[Begin Information given]

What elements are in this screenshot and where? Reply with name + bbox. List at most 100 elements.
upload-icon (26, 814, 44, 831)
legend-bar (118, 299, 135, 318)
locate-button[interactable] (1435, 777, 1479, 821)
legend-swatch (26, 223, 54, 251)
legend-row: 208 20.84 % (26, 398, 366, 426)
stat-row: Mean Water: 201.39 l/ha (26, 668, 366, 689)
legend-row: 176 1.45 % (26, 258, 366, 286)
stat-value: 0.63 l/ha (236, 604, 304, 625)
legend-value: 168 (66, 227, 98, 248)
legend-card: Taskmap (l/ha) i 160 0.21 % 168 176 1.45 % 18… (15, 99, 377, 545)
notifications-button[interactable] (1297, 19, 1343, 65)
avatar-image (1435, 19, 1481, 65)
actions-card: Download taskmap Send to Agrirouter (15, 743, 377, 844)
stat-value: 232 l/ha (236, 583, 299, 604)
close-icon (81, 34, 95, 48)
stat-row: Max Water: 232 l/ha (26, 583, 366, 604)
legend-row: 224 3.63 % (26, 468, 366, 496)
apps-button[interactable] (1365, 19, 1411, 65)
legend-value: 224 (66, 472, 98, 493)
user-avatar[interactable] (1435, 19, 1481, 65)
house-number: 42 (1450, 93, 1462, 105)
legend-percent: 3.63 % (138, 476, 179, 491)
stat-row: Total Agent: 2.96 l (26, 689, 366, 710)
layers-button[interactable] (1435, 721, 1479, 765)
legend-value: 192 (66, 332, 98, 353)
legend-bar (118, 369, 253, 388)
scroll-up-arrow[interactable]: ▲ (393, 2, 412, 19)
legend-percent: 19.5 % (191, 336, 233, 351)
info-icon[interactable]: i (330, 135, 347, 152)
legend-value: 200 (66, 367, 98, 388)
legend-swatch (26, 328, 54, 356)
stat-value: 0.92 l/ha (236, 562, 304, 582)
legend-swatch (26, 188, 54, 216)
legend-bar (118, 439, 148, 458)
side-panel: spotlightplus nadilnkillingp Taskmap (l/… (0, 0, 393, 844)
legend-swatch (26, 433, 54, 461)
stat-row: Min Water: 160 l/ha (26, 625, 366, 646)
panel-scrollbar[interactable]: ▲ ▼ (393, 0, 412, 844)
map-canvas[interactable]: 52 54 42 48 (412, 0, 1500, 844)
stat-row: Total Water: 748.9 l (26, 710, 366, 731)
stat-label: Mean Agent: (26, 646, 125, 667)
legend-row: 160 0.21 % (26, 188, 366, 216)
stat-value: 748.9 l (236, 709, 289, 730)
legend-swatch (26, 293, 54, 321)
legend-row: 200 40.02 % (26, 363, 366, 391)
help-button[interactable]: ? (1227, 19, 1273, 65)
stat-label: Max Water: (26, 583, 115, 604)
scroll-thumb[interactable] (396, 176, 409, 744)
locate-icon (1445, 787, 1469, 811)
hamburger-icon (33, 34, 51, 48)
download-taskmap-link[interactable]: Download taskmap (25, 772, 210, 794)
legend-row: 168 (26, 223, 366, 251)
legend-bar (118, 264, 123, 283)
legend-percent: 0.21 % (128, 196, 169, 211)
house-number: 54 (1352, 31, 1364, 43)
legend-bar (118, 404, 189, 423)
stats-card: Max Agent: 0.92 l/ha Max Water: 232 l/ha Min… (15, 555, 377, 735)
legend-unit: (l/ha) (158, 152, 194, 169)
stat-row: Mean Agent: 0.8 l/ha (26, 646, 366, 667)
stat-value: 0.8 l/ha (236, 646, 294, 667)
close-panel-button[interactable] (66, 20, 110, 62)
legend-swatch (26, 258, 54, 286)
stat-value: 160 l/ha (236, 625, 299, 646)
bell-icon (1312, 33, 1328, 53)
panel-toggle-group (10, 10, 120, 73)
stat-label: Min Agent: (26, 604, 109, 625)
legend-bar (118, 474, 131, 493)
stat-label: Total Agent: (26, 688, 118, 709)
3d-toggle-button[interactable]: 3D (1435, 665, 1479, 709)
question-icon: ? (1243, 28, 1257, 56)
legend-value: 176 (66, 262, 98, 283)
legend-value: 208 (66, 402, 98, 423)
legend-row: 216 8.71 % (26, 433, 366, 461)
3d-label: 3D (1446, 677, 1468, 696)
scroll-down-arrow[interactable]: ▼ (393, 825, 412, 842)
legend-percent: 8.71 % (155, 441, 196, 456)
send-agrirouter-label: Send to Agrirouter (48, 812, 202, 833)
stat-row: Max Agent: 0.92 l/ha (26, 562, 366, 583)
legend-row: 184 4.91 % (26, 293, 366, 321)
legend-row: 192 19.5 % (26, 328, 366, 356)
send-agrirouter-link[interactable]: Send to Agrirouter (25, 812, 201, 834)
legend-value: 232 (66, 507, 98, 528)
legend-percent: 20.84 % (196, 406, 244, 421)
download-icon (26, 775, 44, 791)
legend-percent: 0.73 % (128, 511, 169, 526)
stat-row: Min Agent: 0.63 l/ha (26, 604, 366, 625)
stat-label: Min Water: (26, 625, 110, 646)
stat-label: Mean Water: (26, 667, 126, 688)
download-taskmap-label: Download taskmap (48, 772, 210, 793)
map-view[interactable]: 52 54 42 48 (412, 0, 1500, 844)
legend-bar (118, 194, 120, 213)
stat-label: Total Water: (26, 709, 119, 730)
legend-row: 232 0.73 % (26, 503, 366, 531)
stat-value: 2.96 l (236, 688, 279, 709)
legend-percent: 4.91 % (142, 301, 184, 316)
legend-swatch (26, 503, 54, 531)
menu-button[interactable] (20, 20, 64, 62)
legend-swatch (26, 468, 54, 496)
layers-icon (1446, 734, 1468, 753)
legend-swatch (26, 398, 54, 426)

[End Information given]

- Work required
Please report every line of the items above that contains the string "link", copying each one in full. Case counts.

- Written solution
download-taskmap-link[interactable]: Download taskmap (25, 772, 210, 794)
send-agrirouter-link[interactable]: Send to Agrirouter (25, 812, 201, 834)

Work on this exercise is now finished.